### What is expected
Copy every line from the data below in which the string "Operating" can be found.

### Collected data entries
************
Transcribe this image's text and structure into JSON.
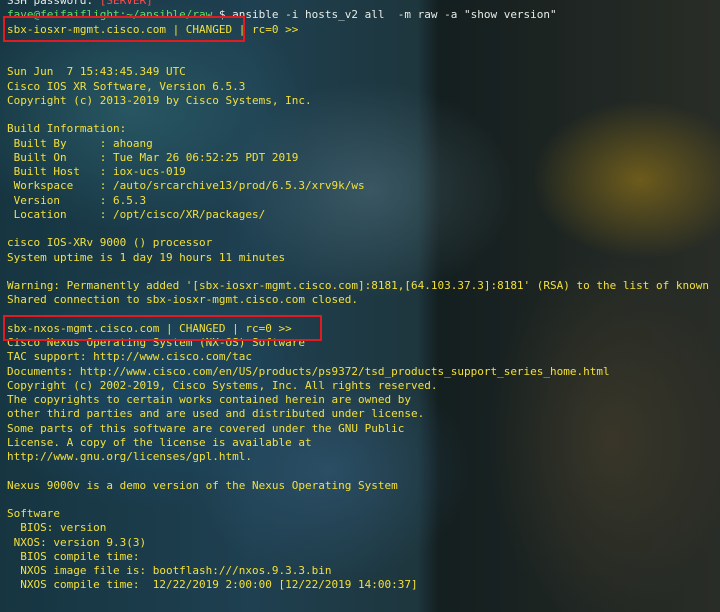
{
  "colors": {
    "prompt_text": "#e8ede8",
    "output_text": "#f2e03c",
    "password_text": "#ff4b4b",
    "prompt_user": "#5fe06b",
    "highlight_box": "#e11b22"
  },
  "terminal": {
    "lines": [
      {
        "parts": [
          {
            "text": "SSH password: ",
            "c": "w"
          },
          {
            "text": "[SERVER] ",
            "c": "r"
          }
        ]
      },
      {
        "parts": [
          {
            "text": "fave@feifaiflight:~/ansible/raw ",
            "c": "g"
          },
          {
            "text": "$ ansible -i hosts_v2 all  -m raw -a \"show version\"",
            "c": "w"
          }
        ]
      },
      {
        "text": "sbx-iosxr-mgmt.cisco.com | CHANGED | rc=0 >>",
        "c": "y"
      },
      {
        "text": "",
        "c": "y"
      },
      {
        "text": "",
        "c": "y"
      },
      {
        "text": "Sun Jun  7 15:43:45.349 UTC",
        "c": "y"
      },
      {
        "text": "Cisco IOS XR Software, Version 6.5.3",
        "c": "y"
      },
      {
        "text": "Copyright (c) 2013-2019 by Cisco Systems, Inc.",
        "c": "y"
      },
      {
        "text": "",
        "c": "y"
      },
      {
        "text": "Build Information:",
        "c": "y"
      },
      {
        "text": " Built By     : ahoang",
        "c": "y"
      },
      {
        "text": " Built On     : Tue Mar 26 06:52:25 PDT 2019",
        "c": "y"
      },
      {
        "text": " Built Host   : iox-ucs-019",
        "c": "y"
      },
      {
        "text": " Workspace    : /auto/srcarchive13/prod/6.5.3/xrv9k/ws",
        "c": "y"
      },
      {
        "text": " Version      : 6.5.3",
        "c": "y"
      },
      {
        "text": " Location     : /opt/cisco/XR/packages/",
        "c": "y"
      },
      {
        "text": "",
        "c": "y"
      },
      {
        "text": "cisco IOS-XRv 9000 () processor",
        "c": "y"
      },
      {
        "text": "System uptime is 1 day 19 hours 11 minutes",
        "c": "y"
      },
      {
        "text": "",
        "c": "y"
      },
      {
        "text": "Warning: Permanently added '[sbx-iosxr-mgmt.cisco.com]:8181,[64.103.37.3]:8181' (RSA) to the list of known",
        "c": "y"
      },
      {
        "text": "Shared connection to sbx-iosxr-mgmt.cisco.com closed.",
        "c": "y"
      },
      {
        "text": "",
        "c": "y"
      },
      {
        "text": "sbx-nxos-mgmt.cisco.com | CHANGED | rc=0 >>",
        "c": "y"
      },
      {
        "text": "Cisco Nexus Operating System (NX-OS) Software",
        "c": "y"
      },
      {
        "text": "TAC support: http://www.cisco.com/tac",
        "c": "y"
      },
      {
        "text": "Documents: http://www.cisco.com/en/US/products/ps9372/tsd_products_support_series_home.html",
        "c": "y"
      },
      {
        "text": "Copyright (c) 2002-2019, Cisco Systems, Inc. All rights reserved.",
        "c": "y"
      },
      {
        "text": "The copyrights to certain works contained herein are owned by",
        "c": "y"
      },
      {
        "text": "other third parties and are used and distributed under license.",
        "c": "y"
      },
      {
        "text": "Some parts of this software are covered under the GNU Public",
        "c": "y"
      },
      {
        "text": "License. A copy of the license is available at",
        "c": "y"
      },
      {
        "text": "http://www.gnu.org/licenses/gpl.html.",
        "c": "y"
      },
      {
        "text": "",
        "c": "y"
      },
      {
        "text": "Nexus 9000v is a demo version of the Nexus Operating System",
        "c": "y"
      },
      {
        "text": "",
        "c": "y"
      },
      {
        "text": "Software",
        "c": "y"
      },
      {
        "text": "  BIOS: version",
        "c": "y"
      },
      {
        "text": " NXOS: version 9.3(3)",
        "c": "y"
      },
      {
        "text": "  BIOS compile time:",
        "c": "y"
      },
      {
        "text": "  NXOS image file is: bootflash:///nxos.9.3.3.bin",
        "c": "y"
      },
      {
        "text": "  NXOS compile time:  12/22/2019 2:00:00 [12/22/2019 14:00:37]",
        "c": "y"
      }
    ]
  }
}
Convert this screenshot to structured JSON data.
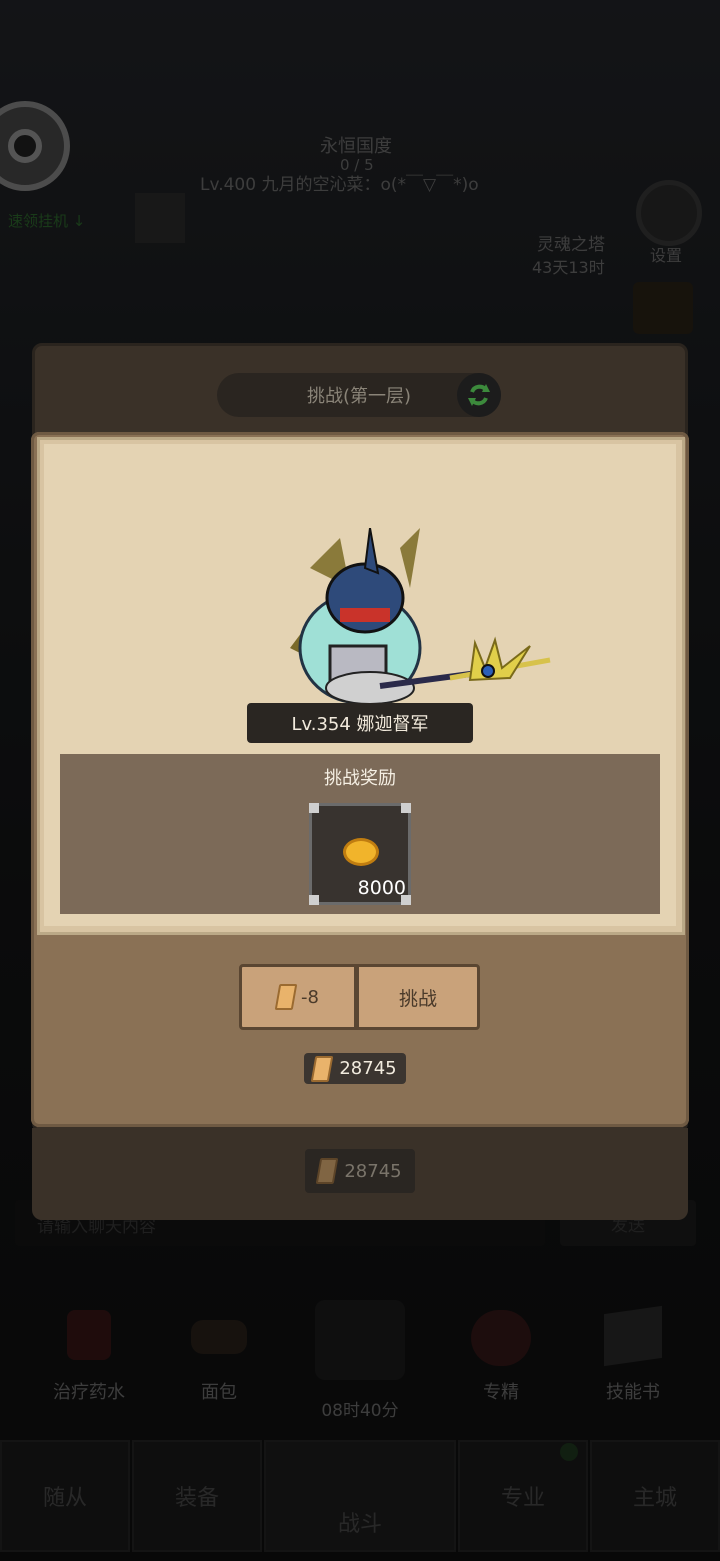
{
  "background": {
    "region_name": "永恒国度",
    "region_count": "0 / 5",
    "player_line": "Lv.400 九月的空沁菜：o(*￣▽￣*)o",
    "left_label": "速领挂机 ↓",
    "event_name": "灵魂之塔",
    "event_time": "43天13时",
    "settings_label": "设置",
    "chat_placeholder": "请输入聊天内容",
    "chat_send": "发送",
    "items": [
      {
        "label": "治疗药水"
      },
      {
        "label": "面包"
      },
      {
        "label": "08时40分"
      },
      {
        "label": "专精"
      },
      {
        "label": "技能书"
      }
    ],
    "tabs": [
      {
        "label": "随从"
      },
      {
        "label": "装备"
      },
      {
        "label": "战斗"
      },
      {
        "label": "专业"
      },
      {
        "label": "主城"
      }
    ]
  },
  "dialog": {
    "title": "挑战(第一层)",
    "monster_name": "Lv.354 娜迦督军",
    "reward_title": "挑战奖励",
    "reward_amount": "8000",
    "cost_label": "-8",
    "challenge_label": "挑战",
    "balance": "28745",
    "balance_behind": "28745"
  }
}
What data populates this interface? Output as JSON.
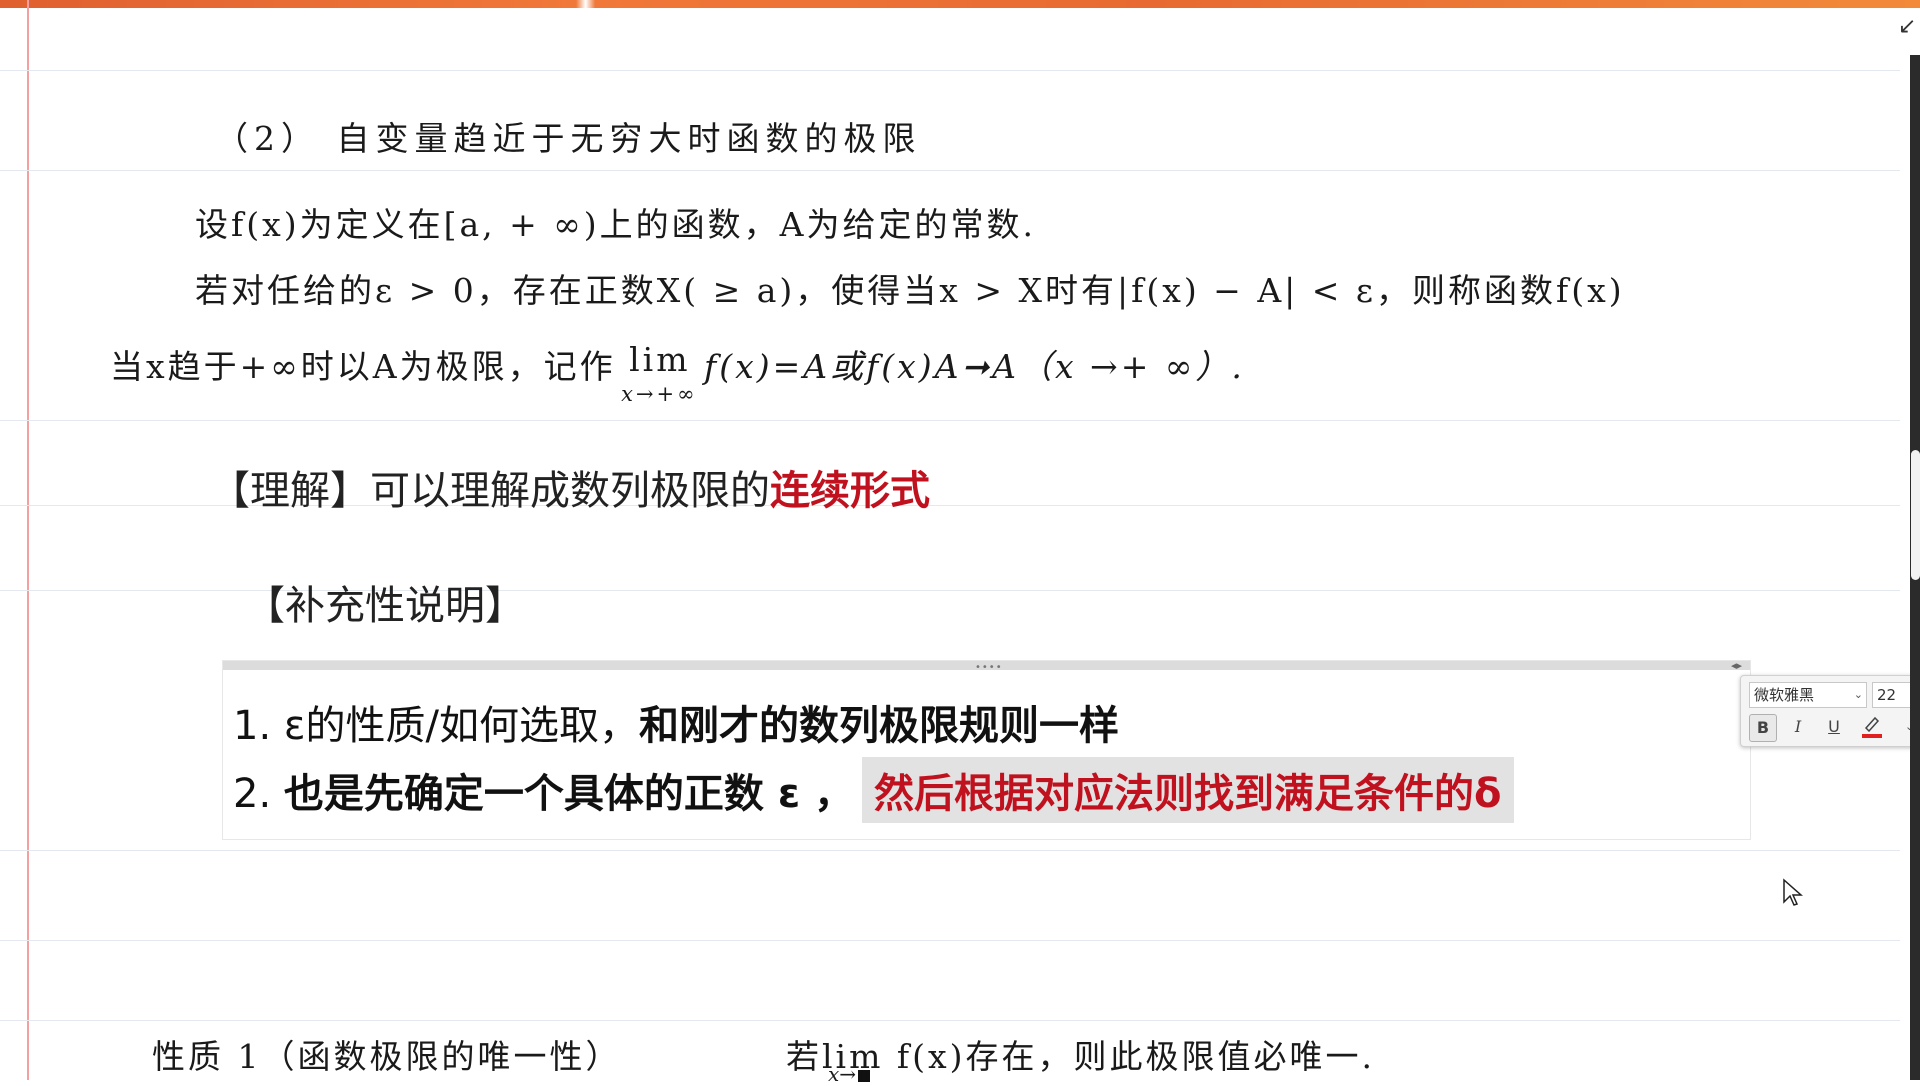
{
  "section": {
    "title": "（2） 自变量趋近于无穷大时函数的极限",
    "def_line1": "设f(x)为定义在[a, + ∞)上的函数，A为给定的常数.",
    "def_line2": "若对任给的ε > 0，存在正数X( ≥ a)，使得当x > X时有|f(x) − A| < ε，则称函数f(x)",
    "def_line3_pre": "当x趋于+∞时以A为极限，记作",
    "lim_word": "lim",
    "lim_sub": "x→+∞",
    "def_line3_post": "f(x)=A或f(x)A➞A（x →+ ∞）."
  },
  "understand": {
    "prefix": "【理解】可以理解成数列极限的",
    "highlight": "连续形式",
    "highlight_color": "#c0111f"
  },
  "supplement": {
    "title": "【补充性说明】"
  },
  "box": {
    "grip": "••••",
    "arrow": "◂▸",
    "item1_prefix": "1. ε的性质/如何选取，",
    "item1_bold": "和刚才的数列极限规则一样",
    "item2_prefix": "2. ",
    "item2_bold": "也是先确定一个具体的正数 ε ，",
    "item2_highlight": "然后根据对应法则找到满足条件的δ"
  },
  "toolbar": {
    "font_name": "微软雅黑",
    "font_size": "22",
    "bold_label": "B",
    "italic_label": "I",
    "underline_label": "U",
    "caret": "⌄"
  },
  "property": {
    "label": "性质 1（函数极限的唯一性）",
    "text": "若lim f(x)存在，则此极限值必唯一.",
    "sub": "x→"
  }
}
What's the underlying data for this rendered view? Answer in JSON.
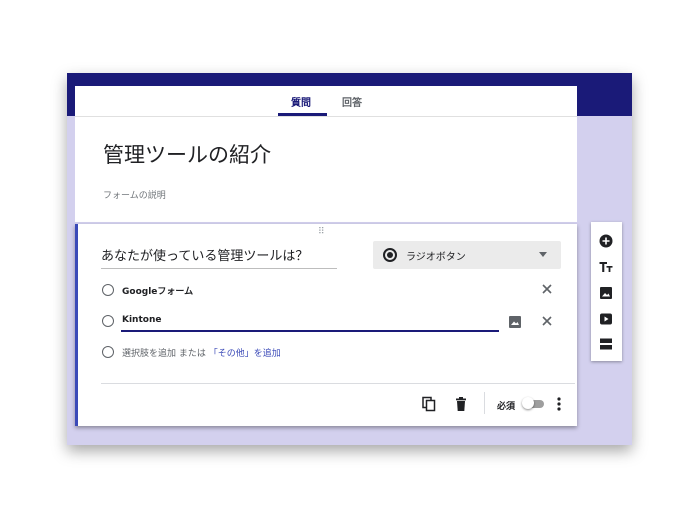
{
  "tabs": {
    "questions": "質問",
    "responses": "回答"
  },
  "form": {
    "title": "管理ツールの紹介",
    "description_placeholder": "フォームの説明"
  },
  "question": {
    "title": "あなたが使っている管理ツールは？",
    "type_label": "ラジオボタン",
    "options": [
      "Googleフォーム",
      "Kintone"
    ],
    "add_option": "選択肢を追加",
    "or_text": "または",
    "add_other": "「その他」を追加",
    "required_label": "必須",
    "required": false
  },
  "colors": {
    "header": "#1a1a78",
    "background": "#d3d0ee",
    "accent": "#3b4ab8"
  },
  "icons": {
    "side_toolbar": [
      "add-question-icon",
      "add-title-icon",
      "add-image-icon",
      "add-video-icon",
      "add-section-icon"
    ],
    "footer": [
      "copy-icon",
      "trash-icon",
      "more-vert-icon"
    ]
  }
}
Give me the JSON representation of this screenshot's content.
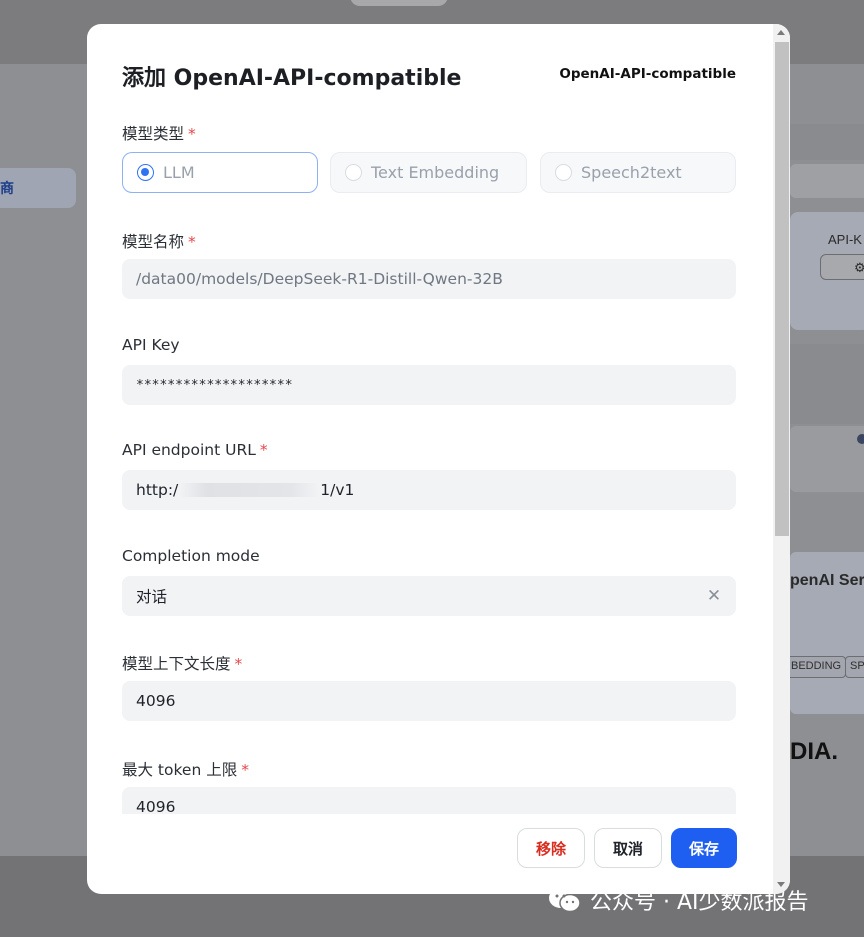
{
  "background": {
    "sidebar_item_label": "商",
    "right_panel": {
      "api_key_label": "API-K",
      "provider_name": "penAI Ser",
      "chips": [
        "BEDDING",
        "SP"
      ],
      "brand_text": "DIA."
    },
    "watermark": "公众号 · AI少数派报告"
  },
  "modal": {
    "title": "添加 OpenAI-API-compatible",
    "provider_badge": "OpenAI-API-compatible",
    "fields": {
      "model_type": {
        "label": "模型类型",
        "required": true,
        "options": [
          {
            "label": "LLM",
            "selected": true
          },
          {
            "label": "Text Embedding",
            "selected": false
          },
          {
            "label": "Speech2text",
            "selected": false
          }
        ]
      },
      "model_name": {
        "label": "模型名称",
        "required": true,
        "value": "/data00/models/DeepSeek-R1-Distill-Qwen-32B"
      },
      "api_key": {
        "label": "API Key",
        "required": false,
        "value": "********************"
      },
      "endpoint_url": {
        "label": "API endpoint URL",
        "required": true,
        "value_prefix": "http:/",
        "value_suffix": "1/v1"
      },
      "completion_mode": {
        "label": "Completion mode",
        "required": false,
        "value": "对话"
      },
      "context_length": {
        "label": "模型上下文长度",
        "required": true,
        "value": "4096"
      },
      "max_tokens": {
        "label": "最大 token 上限",
        "required": true,
        "value": "4096"
      }
    },
    "footer": {
      "remove_label": "移除",
      "cancel_label": "取消",
      "save_label": "保存"
    }
  },
  "colors": {
    "primary": "#1e5ff2",
    "danger": "#d92d20",
    "required_mark": "#e5484d",
    "input_bg": "#f2f3f5"
  }
}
************
### Solution to this exercise
        "text": "Cisco Nexus Operating System (NX-OS) Software",
        "text": "Nexus 9000v is a demo version of the Nexus Operating System",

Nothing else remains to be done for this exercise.